Directions
Write only the number of lines holding the string "search".

Data extract
_ _ _ _ _ _ _

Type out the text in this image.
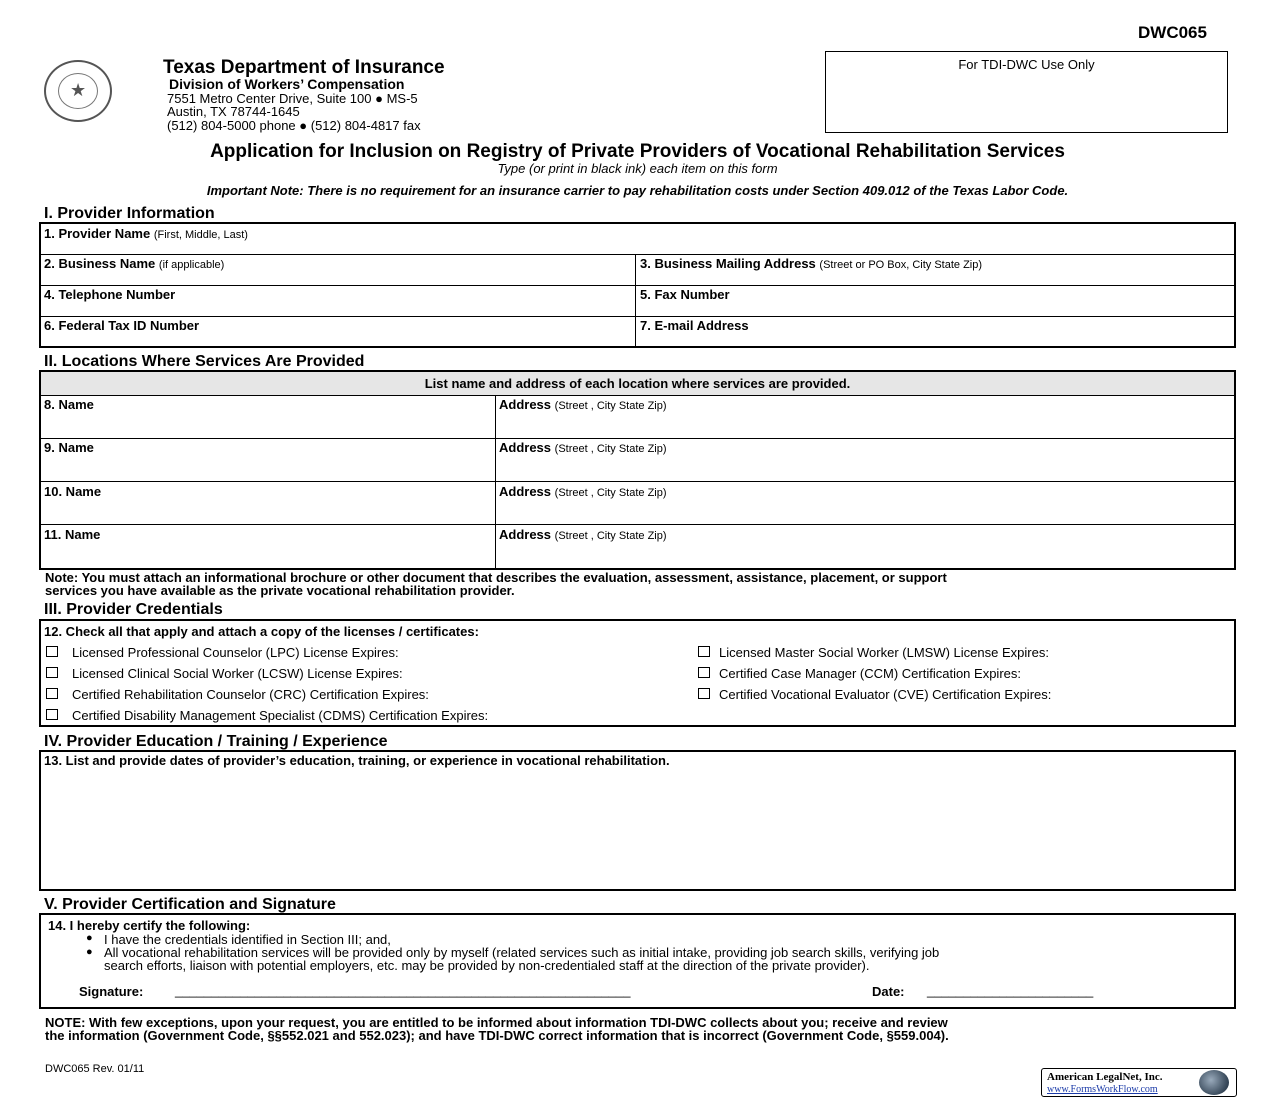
DWC065
★
Texas Department of Insurance
Division of Workers’ Compensation
7551 Metro Center Drive, Suite 100 ● MS-5
Austin, TX 78744-1645
(512) 804-5000 phone ● (512) 804-4817 fax
For TDI-DWC Use Only
Application for Inclusion on Registry of Private Providers of Vocational Rehabilitation Services
Type (or print in black ink) each item on this form
Important Note: There is no requirement for an insurance carrier to pay rehabilitation costs under Section 409.012 of the Texas Labor Code.
I. Provider Information
1. Provider Name (First, Middle, Last)
2. Business Name (if applicable)	3. Business Mailing Address (Street or PO Box, City State Zip)
4. Telephone Number	5. Fax Number
6. Federal Tax ID Number	7. E-mail Address
II. Locations Where Services Are Provided
List name and address of each location where services are provided.
8. Name	Address (Street , City State Zip)
9. Name	Address (Street , City State Zip)
10. Name	Address (Street , City State Zip)
11. Name	Address (Street , City State Zip)
Note: You must attach an informational brochure or other document that describes the evaluation, assessment, assistance, placement, or support
services you have available as the private vocational rehabilitation provider.
III. Provider Credentials
12. Check all that apply and attach a copy of the licenses / certificates:
Licensed Professional Counselor (LPC) License Expires:
Licensed Clinical Social Worker (LCSW) License Expires:
Certified Rehabilitation Counselor (CRC) Certification Expires:
Certified Disability Management Specialist (CDMS) Certification Expires:
Licensed Master Social Worker (LMSW) License Expires:
Certified Case Manager (CCM) Certification Expires:
Certified Vocational Evaluator (CVE) Certification Expires:
IV. Provider Education / Training / Experience
13. List and provide dates of provider’s education, training, or experience in vocational rehabilitation.
V. Provider Certification and Signature
14. I hereby certify the following:
● I have the credentials identified in Section III; and,
● All vocational rehabilitation services will be provided only by myself (related services such as initial intake, providing job search skills, verifying job
search efforts, liaison with potential employers, etc. may be provided by non-credentialed staff at the direction of the private provider).
Signature: _______________________________________________________________	Date: _______________________
NOTE: With few exceptions, upon your request, you are entitled to be informed about information TDI-DWC collects about you; receive and review
the information (Government Code, §§552.021 and 552.023); and have TDI-DWC correct information that is incorrect (Government Code, §559.004).
DWC065 Rev. 01/11
American LegalNet, Inc.
www.FormsWorkFlow.com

_ _ _ _ _ _ _

Reply to the exercise
2